### [INSTRUCTION]
Render every entry exactly as it appears.

### [SUPPLIED ENTRIES]
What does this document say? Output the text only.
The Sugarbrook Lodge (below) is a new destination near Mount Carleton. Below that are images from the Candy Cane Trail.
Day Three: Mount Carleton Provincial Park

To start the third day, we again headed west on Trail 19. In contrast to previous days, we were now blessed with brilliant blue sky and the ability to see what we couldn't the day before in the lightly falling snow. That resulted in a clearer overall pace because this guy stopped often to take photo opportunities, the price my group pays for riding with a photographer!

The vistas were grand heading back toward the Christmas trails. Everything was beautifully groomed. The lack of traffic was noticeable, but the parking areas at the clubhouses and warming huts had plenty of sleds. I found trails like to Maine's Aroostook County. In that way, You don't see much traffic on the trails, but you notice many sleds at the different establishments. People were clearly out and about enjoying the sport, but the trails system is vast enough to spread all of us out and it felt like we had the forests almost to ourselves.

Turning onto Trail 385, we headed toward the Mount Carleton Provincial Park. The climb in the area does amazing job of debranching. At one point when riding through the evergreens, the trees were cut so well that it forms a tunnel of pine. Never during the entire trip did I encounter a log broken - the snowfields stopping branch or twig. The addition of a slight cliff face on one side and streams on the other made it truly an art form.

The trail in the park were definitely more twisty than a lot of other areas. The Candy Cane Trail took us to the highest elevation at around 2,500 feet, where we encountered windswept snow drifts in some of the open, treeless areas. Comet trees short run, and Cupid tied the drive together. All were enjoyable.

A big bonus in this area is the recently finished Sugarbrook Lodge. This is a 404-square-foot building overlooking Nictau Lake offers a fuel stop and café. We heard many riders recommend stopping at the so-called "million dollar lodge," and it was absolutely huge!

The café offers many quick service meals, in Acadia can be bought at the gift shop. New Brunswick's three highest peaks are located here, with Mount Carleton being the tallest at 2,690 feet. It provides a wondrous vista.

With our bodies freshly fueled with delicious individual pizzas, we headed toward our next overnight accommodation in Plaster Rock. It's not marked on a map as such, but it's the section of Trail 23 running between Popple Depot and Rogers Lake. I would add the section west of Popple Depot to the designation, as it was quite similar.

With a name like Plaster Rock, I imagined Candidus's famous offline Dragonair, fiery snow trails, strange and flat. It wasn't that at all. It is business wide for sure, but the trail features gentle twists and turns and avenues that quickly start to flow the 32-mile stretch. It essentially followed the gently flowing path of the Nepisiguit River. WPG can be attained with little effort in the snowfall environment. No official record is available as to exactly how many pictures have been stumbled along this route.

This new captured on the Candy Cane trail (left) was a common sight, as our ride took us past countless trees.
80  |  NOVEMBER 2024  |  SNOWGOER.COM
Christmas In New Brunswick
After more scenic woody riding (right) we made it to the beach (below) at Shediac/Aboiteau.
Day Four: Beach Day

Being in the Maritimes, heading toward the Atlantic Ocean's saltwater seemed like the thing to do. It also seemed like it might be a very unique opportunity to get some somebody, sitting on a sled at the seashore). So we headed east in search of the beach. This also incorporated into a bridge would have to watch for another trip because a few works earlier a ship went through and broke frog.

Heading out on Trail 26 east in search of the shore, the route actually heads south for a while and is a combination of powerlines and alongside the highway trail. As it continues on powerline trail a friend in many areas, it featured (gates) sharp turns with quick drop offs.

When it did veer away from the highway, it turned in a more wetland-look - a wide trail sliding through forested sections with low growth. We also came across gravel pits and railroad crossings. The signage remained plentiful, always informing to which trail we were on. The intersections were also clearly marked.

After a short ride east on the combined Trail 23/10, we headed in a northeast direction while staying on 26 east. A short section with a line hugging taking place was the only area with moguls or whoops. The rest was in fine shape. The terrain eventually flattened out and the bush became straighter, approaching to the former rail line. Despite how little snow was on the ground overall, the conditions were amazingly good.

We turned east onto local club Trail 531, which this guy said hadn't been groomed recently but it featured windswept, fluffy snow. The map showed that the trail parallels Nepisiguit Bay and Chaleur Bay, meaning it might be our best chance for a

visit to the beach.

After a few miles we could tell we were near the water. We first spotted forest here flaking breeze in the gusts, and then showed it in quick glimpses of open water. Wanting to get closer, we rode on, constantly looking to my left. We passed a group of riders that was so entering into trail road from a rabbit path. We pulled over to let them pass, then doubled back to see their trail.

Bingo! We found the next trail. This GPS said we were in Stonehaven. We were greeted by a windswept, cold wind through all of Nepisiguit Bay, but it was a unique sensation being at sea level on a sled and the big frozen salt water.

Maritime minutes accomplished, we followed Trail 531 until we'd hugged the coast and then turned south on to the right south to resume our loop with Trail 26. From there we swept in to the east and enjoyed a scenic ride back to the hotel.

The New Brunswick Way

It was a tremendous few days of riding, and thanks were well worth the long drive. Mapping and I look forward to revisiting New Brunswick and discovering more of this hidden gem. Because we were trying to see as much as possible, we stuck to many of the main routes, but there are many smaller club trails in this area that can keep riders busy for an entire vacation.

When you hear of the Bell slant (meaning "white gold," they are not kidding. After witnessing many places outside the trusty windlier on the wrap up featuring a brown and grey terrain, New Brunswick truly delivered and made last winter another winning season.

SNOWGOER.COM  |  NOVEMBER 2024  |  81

### [COMPLETE RESPONSE]
What does this document say? Output the text only.
The Sugarbrook Lodge (below) is a new destination near Mount Carleton. Below that are images from the Candy Cane Trail.
Day Three: Mount Carleton Provincial Park

To start the third day, we again headed west on Trail 19. In contrast to previous days, we were now blessed with brilliant blue sky and the ability to see what we couldn't the day before in the lightly falling snow. That resulted in a clearer overall pace because this guy stopped often to take photo opportunities, the price my group pays for riding with a photographer!

The vistas were grand heading back toward the Christmas trails. Everything was beautifully groomed. The lack of traffic was noticeable, but the parking areas at the clubhouses and warming huts had plenty of sleds. I found trails like to Maine's Aroostook County. In that way, You don't see much traffic on the trails, but you notice many sleds at the different establishments. People were clearly out and about enjoying the sport, but the trails system is vast enough to spread all of us out and it felt like we had the forests almost to ourselves.

Turning onto Trail 385, we headed toward the Mount Carleton Provincial Park. The climb in the area does amazing job of debranching. At one point when riding through the evergreens, the trees were cut so well that it forms a tunnel of pine. Never during the entire trip did I encounter a log broken - the snowfields stopping branch or twig. The addition of a slight cliff face on one side and streams on the other made it truly an art form.

The trail in the park were definitely more twisty than a lot of other areas. The Candy Cane Trail took us to the highest elevation at around 2,500 feet, where we encountered windswept snow drifts in some of the open, treeless areas. Comet trees short run, and Cupid tied the drive together. All were enjoyable.

A big bonus in this area is the recently finished Sugarbrook Lodge. This is a 404-square-foot building overlooking Nictau Lake offers a fuel stop and café. We heard many riders recommend stopping at the so-called "million dollar lodge," and it was absolutely huge!

The café offers many quick service meals, in Acadia can be bought at the gift shop. New Brunswick's three highest peaks are located here, with Mount Carleton being the tallest at 2,690 feet. It provides a wondrous vista.

With our bodies freshly fueled with delicious individual pizzas, we headed toward our next overnight accommodation in Plaster Rock. It's not marked on a map as such, but it's the section of Trail 23 running between Popple Depot and Rogers Lake. I would add the section west of Popple Depot to the designation, as it was quite similar.

With a name like Plaster Rock, I imagined Candidus's famous offline Dragonair, fiery snow trails, strange and flat. It wasn't that at all. It is business wide for sure, but the trail features gentle twists and turns and avenues that quickly start to flow the 32-mile stretch. It essentially followed the gently flowing path of the Nepisiguit River. WPG can be attained with little effort in the snowfall environment. No official record is available as to exactly how many pictures have been stumbled along this route.

This new captured on the Candy Cane trail (left) was a common sight, as our ride took us past countless trees.
80  |  NOVEMBER 2024  |  SNOWGOER.COM
Christmas In New Brunswick
After more scenic woody riding (right) we made it to the beach (below) at Shediac/Aboiteau.
Day Four: Beach Day

Being in the Maritimes, heading toward the Atlantic Ocean's saltwater seemed like the thing to do. It also seemed like it might be a very unique opportunity to get some somebody, sitting on a sled at the seashore). So we headed east in search of the beach. This also incorporated into a bridge would have to watch for another trip because a few works earlier a ship went through and broke frog.

Heading out on Trail 26 east in search of the shore, the route actually heads south for a while and is a combination of powerlines and alongside the highway trail. As it continues on powerline trail a friend in many areas, it featured (gates) sharp turns with quick drop offs.

When it did veer away from the highway, it turned in a more wetland-look - a wide trail sliding through forested sections with low growth. We also came across gravel pits and railroad crossings. The signage remained plentiful, always informing to which trail we were on. The intersections were also clearly marked.

After a short ride east on the combined Trail 23/10, we headed in a northeast direction while staying on 26 east. A short section with a line hugging taking place was the only area with moguls or whoops. The rest was in fine shape. The terrain eventually flattened out and the bush became straighter, approaching to the former rail line. Despite how little snow was on the ground overall, the conditions were amazingly good.

We turned east onto local club Trail 531, which this guy said hadn't been groomed recently but it featured windswept, fluffy snow. The map showed that the trail parallels Nepisiguit Bay and Chaleur Bay, meaning it might be our best chance for a

visit to the beach.

After a few miles we could tell we were near the water. We first spotted forest here flaking breeze in the gusts, and then showed it in quick glimpses of open water. Wanting to get closer, we rode on, constantly looking to my left. We passed a group of riders that was so entering into trail road from a rabbit path. We pulled over to let them pass, then doubled back to see their trail.

Bingo! We found the next trail. This GPS said we were in Stonehaven. We were greeted by a windswept, cold wind through all of Nepisiguit Bay, but it was a unique sensation being at sea level on a sled and the big frozen salt water.

Maritime minutes accomplished, we followed Trail 531 until we'd hugged the coast and then turned south on to the right south to resume our loop with Trail 26. From there we swept in to the east and enjoyed a scenic ride back to the hotel.

The New Brunswick Way

It was a tremendous few days of riding, and thanks were well worth the long drive. Mapping and I look forward to revisiting New Brunswick and discovering more of this hidden gem. Because we were trying to see as much as possible, we stuck to many of the main routes, but there are many smaller club trails in this area that can keep riders busy for an entire vacation.

When you hear of the Bell slant (meaning "white gold," they are not kidding. After witnessing many places outside the trusty windlier on the wrap up featuring a brown and grey terrain, New Brunswick truly delivered and made last winter another winning season.

SNOWGOER.COM  |  NOVEMBER 2024  |  81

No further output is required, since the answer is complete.